- Task objective: Pull out from the material below all lines with "tersebut".
........
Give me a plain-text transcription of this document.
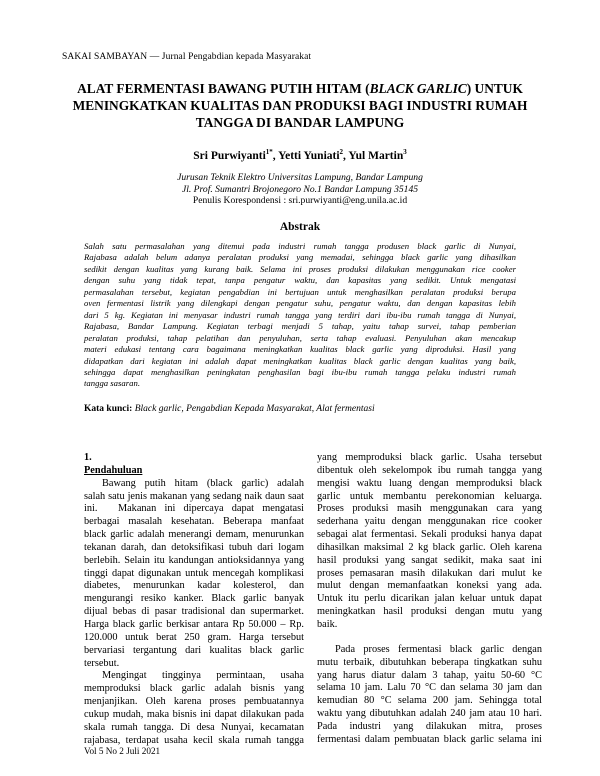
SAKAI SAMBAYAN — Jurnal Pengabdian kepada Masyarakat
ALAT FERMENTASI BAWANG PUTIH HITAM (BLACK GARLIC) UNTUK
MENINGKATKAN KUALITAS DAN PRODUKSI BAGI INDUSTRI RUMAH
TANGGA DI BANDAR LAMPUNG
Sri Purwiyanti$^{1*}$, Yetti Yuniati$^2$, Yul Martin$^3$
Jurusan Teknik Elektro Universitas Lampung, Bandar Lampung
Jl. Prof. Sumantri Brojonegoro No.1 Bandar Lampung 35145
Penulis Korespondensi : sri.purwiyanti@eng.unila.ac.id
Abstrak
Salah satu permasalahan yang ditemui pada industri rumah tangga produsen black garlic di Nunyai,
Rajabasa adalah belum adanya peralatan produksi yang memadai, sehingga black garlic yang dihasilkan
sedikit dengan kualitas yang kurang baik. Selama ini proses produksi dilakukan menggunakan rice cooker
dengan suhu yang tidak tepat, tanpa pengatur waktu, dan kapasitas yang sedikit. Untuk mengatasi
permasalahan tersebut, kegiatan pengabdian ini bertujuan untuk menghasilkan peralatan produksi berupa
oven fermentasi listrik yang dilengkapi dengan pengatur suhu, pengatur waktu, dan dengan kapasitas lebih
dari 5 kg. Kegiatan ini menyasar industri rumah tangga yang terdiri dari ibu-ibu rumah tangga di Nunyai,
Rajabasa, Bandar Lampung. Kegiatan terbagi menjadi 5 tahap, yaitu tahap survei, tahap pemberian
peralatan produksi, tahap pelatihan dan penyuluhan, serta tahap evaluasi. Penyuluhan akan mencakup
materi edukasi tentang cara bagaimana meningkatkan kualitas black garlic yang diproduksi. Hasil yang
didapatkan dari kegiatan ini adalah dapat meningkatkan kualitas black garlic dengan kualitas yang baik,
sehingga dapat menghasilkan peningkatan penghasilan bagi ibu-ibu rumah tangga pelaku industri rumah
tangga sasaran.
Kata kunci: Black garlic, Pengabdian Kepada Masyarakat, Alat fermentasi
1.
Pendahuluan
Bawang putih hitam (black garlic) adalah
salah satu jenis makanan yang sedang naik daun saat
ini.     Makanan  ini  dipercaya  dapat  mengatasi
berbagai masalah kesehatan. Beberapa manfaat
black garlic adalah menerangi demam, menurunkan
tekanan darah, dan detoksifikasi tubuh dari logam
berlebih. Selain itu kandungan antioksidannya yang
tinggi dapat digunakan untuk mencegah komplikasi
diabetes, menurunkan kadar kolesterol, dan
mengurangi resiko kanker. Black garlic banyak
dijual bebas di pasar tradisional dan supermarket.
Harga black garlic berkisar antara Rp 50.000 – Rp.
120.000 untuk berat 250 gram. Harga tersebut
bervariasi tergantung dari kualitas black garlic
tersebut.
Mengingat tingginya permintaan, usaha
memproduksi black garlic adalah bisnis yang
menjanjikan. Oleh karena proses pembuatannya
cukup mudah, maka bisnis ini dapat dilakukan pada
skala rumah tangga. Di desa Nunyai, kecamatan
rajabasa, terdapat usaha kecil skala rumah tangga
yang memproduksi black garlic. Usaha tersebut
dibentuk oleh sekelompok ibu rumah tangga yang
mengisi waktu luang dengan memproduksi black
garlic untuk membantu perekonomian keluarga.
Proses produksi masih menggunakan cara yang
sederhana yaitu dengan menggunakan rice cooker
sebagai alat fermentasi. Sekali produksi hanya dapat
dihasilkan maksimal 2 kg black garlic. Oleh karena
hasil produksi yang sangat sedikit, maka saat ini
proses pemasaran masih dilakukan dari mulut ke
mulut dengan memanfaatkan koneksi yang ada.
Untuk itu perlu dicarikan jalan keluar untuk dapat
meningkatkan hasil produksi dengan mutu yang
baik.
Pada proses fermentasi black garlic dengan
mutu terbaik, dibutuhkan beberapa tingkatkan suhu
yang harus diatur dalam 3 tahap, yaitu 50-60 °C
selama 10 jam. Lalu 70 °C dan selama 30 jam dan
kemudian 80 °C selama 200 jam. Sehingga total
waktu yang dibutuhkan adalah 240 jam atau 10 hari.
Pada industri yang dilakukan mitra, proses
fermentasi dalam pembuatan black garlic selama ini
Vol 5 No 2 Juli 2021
........
- Task solution:
permasalahan tersebut, kegiatan pengabdian ini bertujuan untuk menghasilkan peralatan produksi berupa
120.000 untuk berat 250 gram. Harga tersebut
tersebut.
yang memproduksi black garlic. Usaha tersebut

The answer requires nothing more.